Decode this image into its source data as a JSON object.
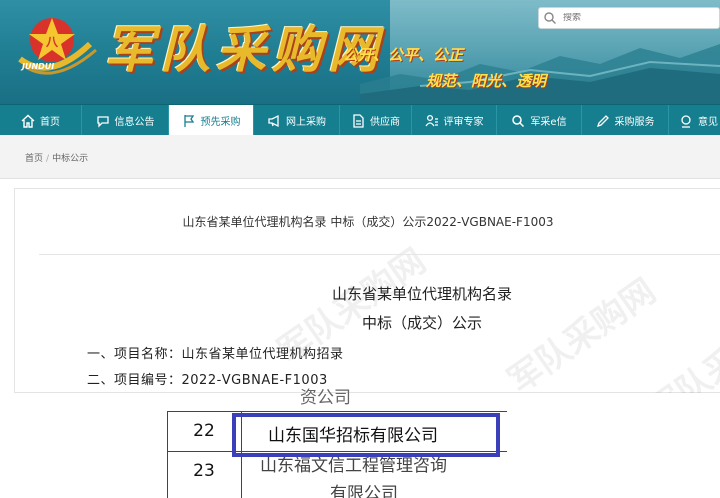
{
  "header": {
    "logo_text": "军队采购网",
    "logo_sub": "JUNDUI",
    "slogan_line1": "公开、公平、公正",
    "slogan_line2": "规范、阳光、透明",
    "search_placeholder": "搜索"
  },
  "nav": {
    "items": [
      {
        "label": "首页",
        "icon": "home-icon"
      },
      {
        "label": "信息公告",
        "icon": "chat-icon"
      },
      {
        "label": "预先采购",
        "icon": "flag-icon"
      },
      {
        "label": "网上采购",
        "icon": "megaphone-icon"
      },
      {
        "label": "供应商",
        "icon": "document-icon"
      },
      {
        "label": "评审专家",
        "icon": "person-list-icon"
      },
      {
        "label": "军采e信",
        "icon": "search-icon"
      },
      {
        "label": "采购服务",
        "icon": "pen-icon"
      },
      {
        "label": "意见",
        "icon": "feedback-icon"
      }
    ],
    "active_index": 2
  },
  "breadcrumb": {
    "home": "首页",
    "separator": "/",
    "current": "中标公示"
  },
  "notice": {
    "title": "山东省某单位代理机构名录 中标（成交）公示2022-VGBNAE-F1003",
    "heading1": "山东省某单位代理机构名录",
    "heading2": "中标（成交）公示",
    "line1": "一、项目名称：山东省某单位代理机构招录",
    "line2": "二、项目编号：2022-VGBNAE-F1003",
    "watermark": "军队采购网"
  },
  "table": {
    "rows": [
      {
        "num": "22",
        "name": "山东国华招标有限公司"
      },
      {
        "num": "23",
        "name": "山东福文信工程管理咨询"
      }
    ],
    "partial_top": "资公司",
    "partial_bottom": "有限公司"
  },
  "colors": {
    "nav_bg": "#167f8f",
    "highlight_border": "#3b3fb8",
    "logo_gold": "#e8b92a"
  }
}
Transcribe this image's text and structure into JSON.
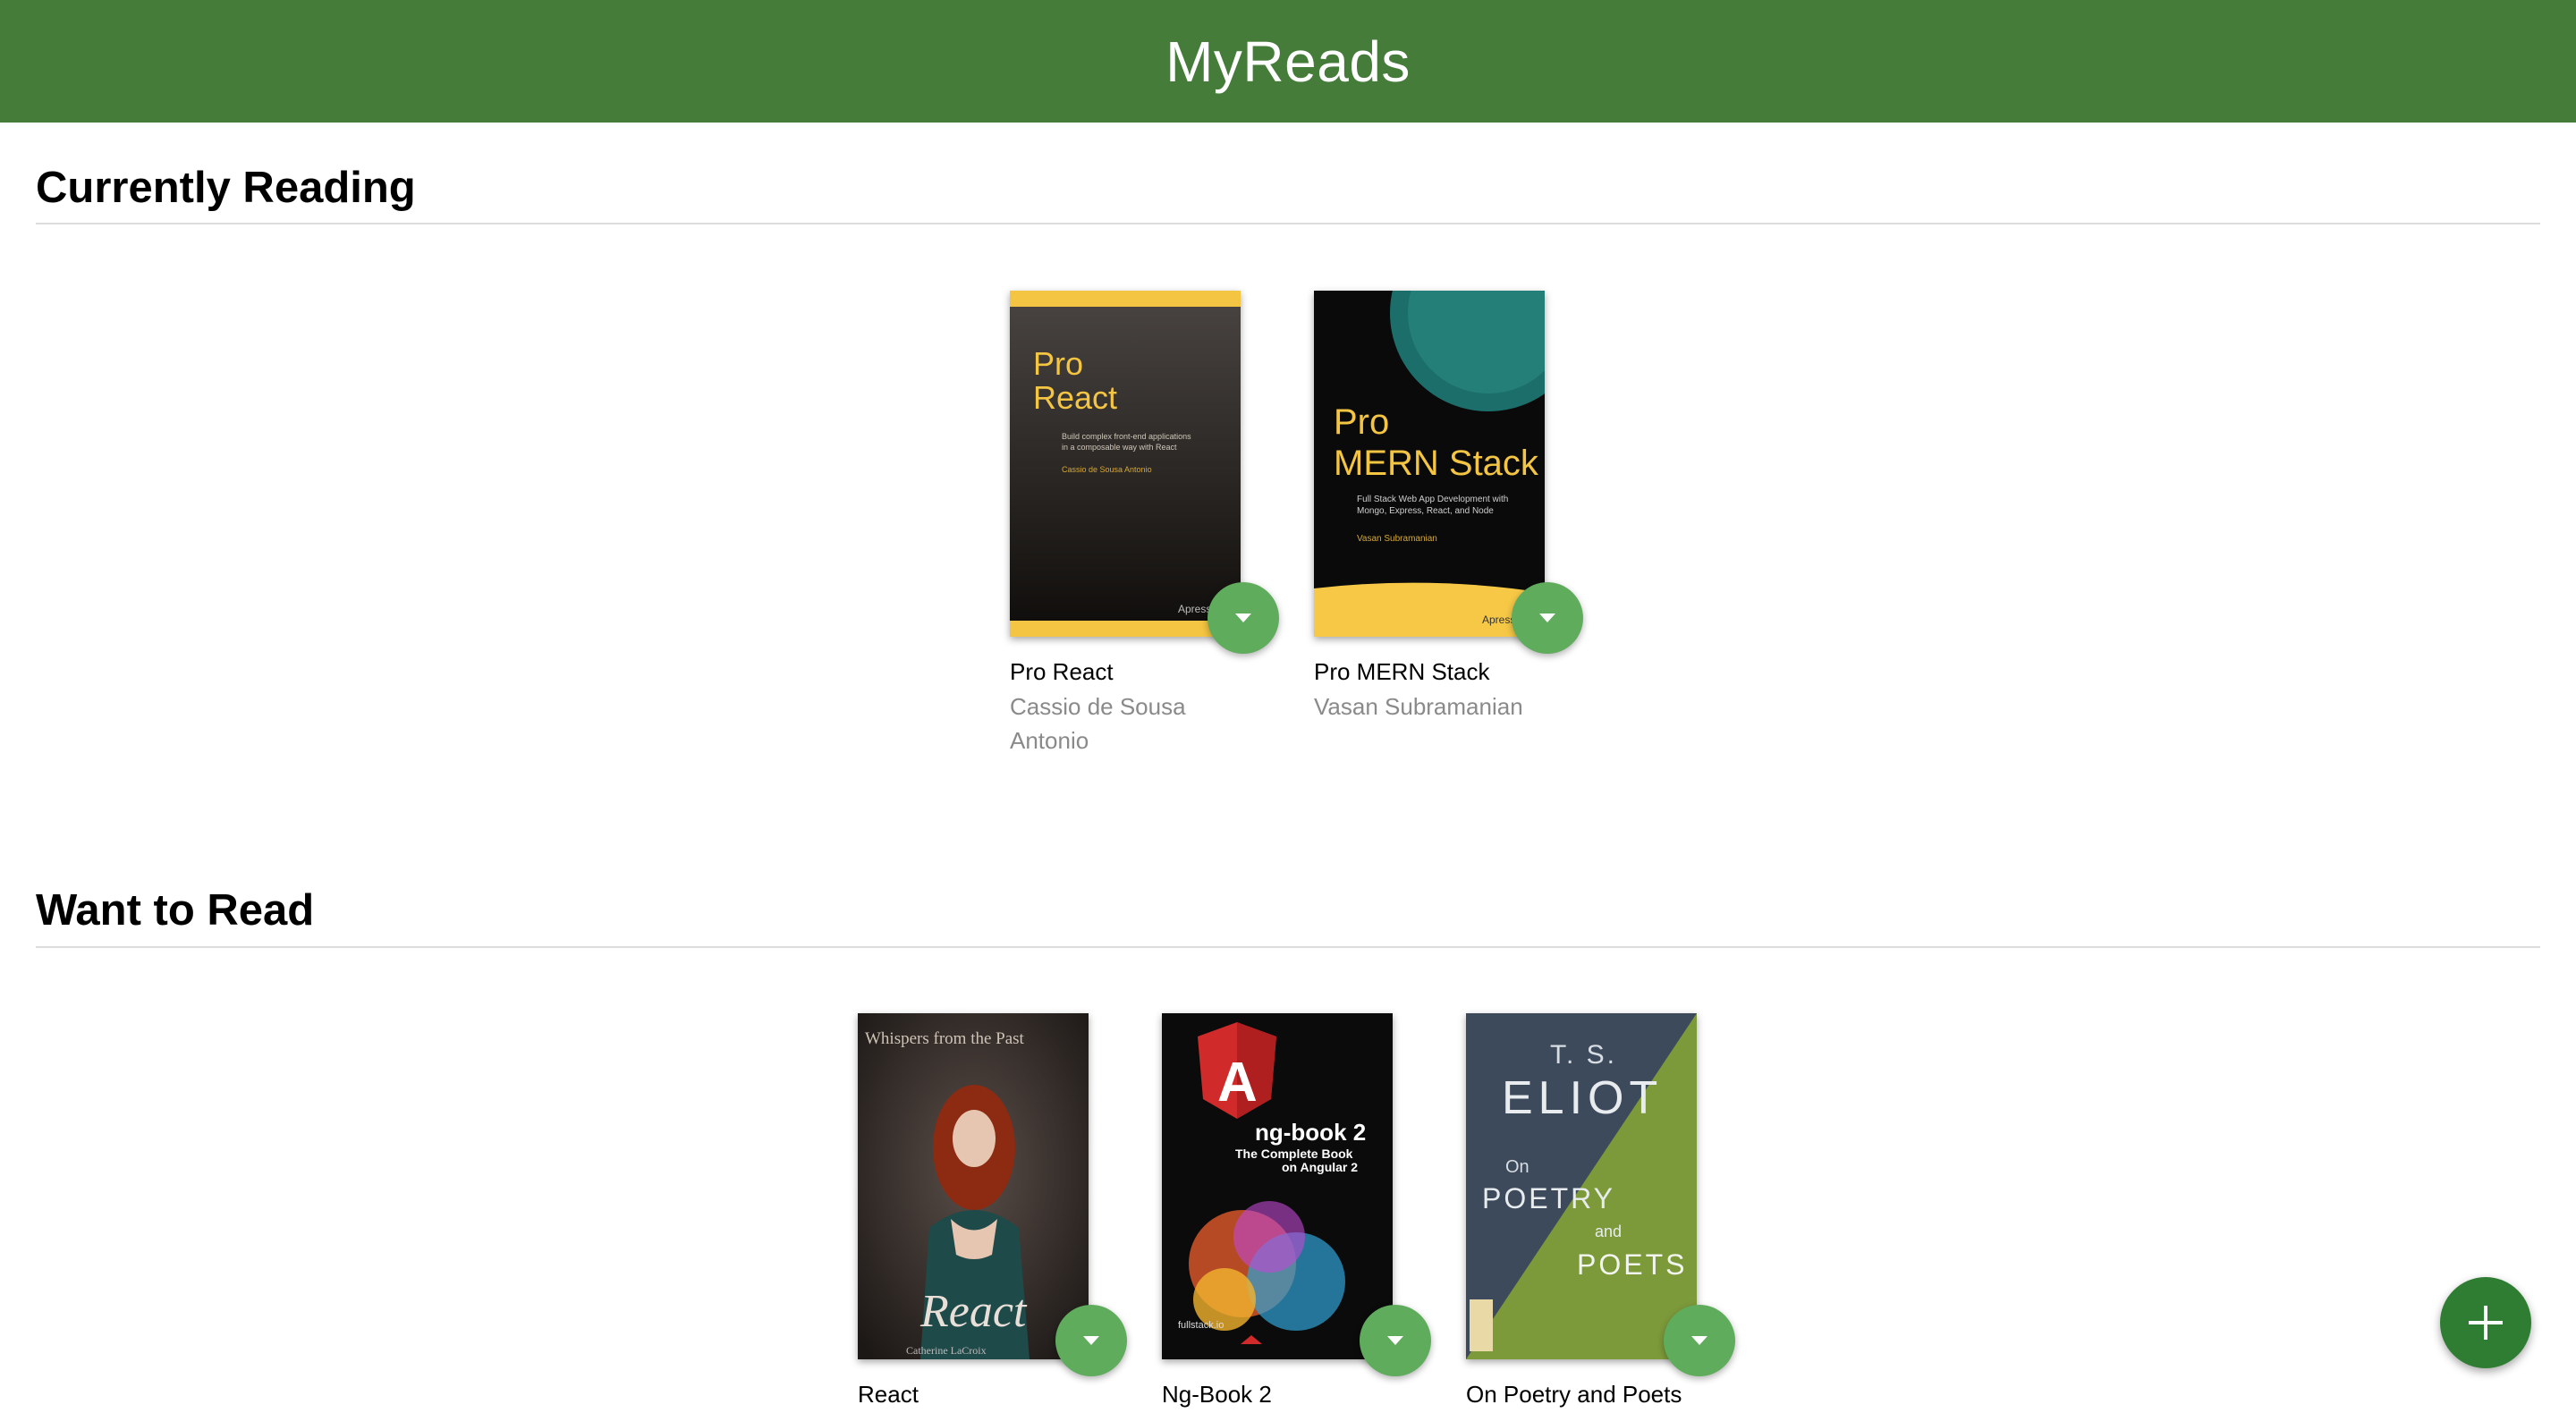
{
  "app": {
    "title": "MyReads"
  },
  "colors": {
    "header": "#467c3a",
    "changer": "#60ac5d",
    "fab": "#2e7d32"
  },
  "shelves": [
    {
      "title": "Currently Reading",
      "books": [
        {
          "title": "Pro React",
          "authors": "Cassio de Sousa Antonio",
          "cover": {
            "line1": "Pro",
            "line2": "React",
            "blurb1": "Build complex front-end applications",
            "blurb2": "in a composable way with React",
            "byline": "Cassio de Sousa Antonio",
            "publisher": "Apress"
          }
        },
        {
          "title": "Pro MERN Stack",
          "authors": "Vasan Subramanian",
          "cover": {
            "line1": "Pro",
            "line2": "MERN Stack",
            "blurb1": "Full Stack Web App Development with",
            "blurb2": "Mongo, Express, React, and Node",
            "byline": "Vasan Subramanian",
            "publisher": "Apress"
          }
        }
      ]
    },
    {
      "title": "Want to Read",
      "books": [
        {
          "title": "React",
          "authors": "",
          "cover": {
            "top": "Whispers from the Past",
            "script": "React",
            "byline": "Catherine LaCroix"
          }
        },
        {
          "title": "Ng-Book 2",
          "authors": "",
          "cover": {
            "logo": "A",
            "line1": "ng-book 2",
            "line2": "The Complete Book",
            "line3": "on Angular 2",
            "publisher": "fullstack.io"
          }
        },
        {
          "title": "On Poetry and Poets",
          "authors": "",
          "cover": {
            "line1": "T. S.",
            "line2": "ELIOT",
            "line3": "On",
            "line4": "POETRY",
            "line5": "and",
            "line6": "POETS"
          }
        }
      ]
    }
  ],
  "icons": {
    "changer": "triangle-down-icon",
    "fab": "plus-icon"
  }
}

[Task directions]: Report how many lines contain "byline". Give nothing but the number.

[Result of this task]: 3